# Raw data
════

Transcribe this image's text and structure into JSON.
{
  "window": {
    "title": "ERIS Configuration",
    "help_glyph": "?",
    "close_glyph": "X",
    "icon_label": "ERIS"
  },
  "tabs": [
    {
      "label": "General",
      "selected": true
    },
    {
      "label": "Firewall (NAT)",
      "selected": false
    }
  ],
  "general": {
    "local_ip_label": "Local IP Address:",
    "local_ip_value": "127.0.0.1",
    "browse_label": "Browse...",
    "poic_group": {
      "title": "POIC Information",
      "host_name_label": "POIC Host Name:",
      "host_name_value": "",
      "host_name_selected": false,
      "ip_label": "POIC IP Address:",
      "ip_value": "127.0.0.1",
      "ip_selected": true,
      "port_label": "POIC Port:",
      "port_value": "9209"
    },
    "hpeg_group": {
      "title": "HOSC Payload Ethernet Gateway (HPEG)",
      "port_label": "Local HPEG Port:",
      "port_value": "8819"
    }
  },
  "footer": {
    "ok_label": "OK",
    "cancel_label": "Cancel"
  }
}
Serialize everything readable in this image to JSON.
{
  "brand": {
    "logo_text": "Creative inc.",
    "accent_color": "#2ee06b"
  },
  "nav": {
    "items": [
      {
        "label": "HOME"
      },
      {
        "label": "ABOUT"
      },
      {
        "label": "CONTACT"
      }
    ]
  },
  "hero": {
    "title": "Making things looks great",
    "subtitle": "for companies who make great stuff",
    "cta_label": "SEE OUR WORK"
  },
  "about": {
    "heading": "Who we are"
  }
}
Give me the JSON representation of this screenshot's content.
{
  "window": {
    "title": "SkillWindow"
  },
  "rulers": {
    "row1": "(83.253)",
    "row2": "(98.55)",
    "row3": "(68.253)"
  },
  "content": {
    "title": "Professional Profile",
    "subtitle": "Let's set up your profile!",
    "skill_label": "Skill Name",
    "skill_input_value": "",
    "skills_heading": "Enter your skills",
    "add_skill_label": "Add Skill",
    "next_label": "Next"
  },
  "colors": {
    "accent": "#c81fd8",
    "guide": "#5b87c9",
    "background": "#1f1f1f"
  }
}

════

# Stated goal
Print the complete listing again, exactly as it stands.

# Written response
Transcribe this image's text and structure into JSON.
{
  "window": {
    "title": "ERIS Configuration",
    "help_glyph": "?",
    "close_glyph": "X",
    "icon_label": "ERIS"
  },
  "tabs": [
    {
      "label": "General",
      "selected": true
    },
    {
      "label": "Firewall (NAT)",
      "selected": false
    }
  ],
  "general": {
    "local_ip_label": "Local IP Address:",
    "local_ip_value": "127.0.0.1",
    "browse_label": "Browse...",
    "poic_group": {
      "title": "POIC Information",
      "host_name_label": "POIC Host Name:",
      "host_name_value": "",
      "host_name_selected": false,
      "ip_label": "POIC IP Address:",
      "ip_value": "127.0.0.1",
      "ip_selected": true,
      "port_label": "POIC Port:",
      "port_value": "9209"
    },
    "hpeg_group": {
      "title": "HOSC Payload Ethernet Gateway (HPEG)",
      "port_label": "Local HPEG Port:",
      "port_value": "8819"
    }
  },
  "footer": {
    "ok_label": "OK",
    "cancel_label": "Cancel"
  }
}
Serialize everything readable in this image to JSON.
{
  "brand": {
    "logo_text": "Creative inc.",
    "accent_color": "#2ee06b"
  },
  "nav": {
    "items": [
      {
        "label": "HOME"
      },
      {
        "label": "ABOUT"
      },
      {
        "label": "CONTACT"
      }
    ]
  },
  "hero": {
    "title": "Making things looks great",
    "subtitle": "for companies who make great stuff",
    "cta_label": "SEE OUR WORK"
  },
  "about": {
    "heading": "Who we are"
  }
}
Give me the JSON representation of this screenshot's content.
{
  "window": {
    "title": "SkillWindow"
  },
  "rulers": {
    "row1": "(83.253)",
    "row2": "(98.55)",
    "row3": "(68.253)"
  },
  "content": {
    "title": "Professional Profile",
    "subtitle": "Let's set up your profile!",
    "skill_label": "Skill Name",
    "skill_input_value": "",
    "skills_heading": "Enter your skills",
    "add_skill_label": "Add Skill",
    "next_label": "Next"
  },
  "colors": {
    "accent": "#c81fd8",
    "guide": "#5b87c9",
    "background": "#1f1f1f"
  }
}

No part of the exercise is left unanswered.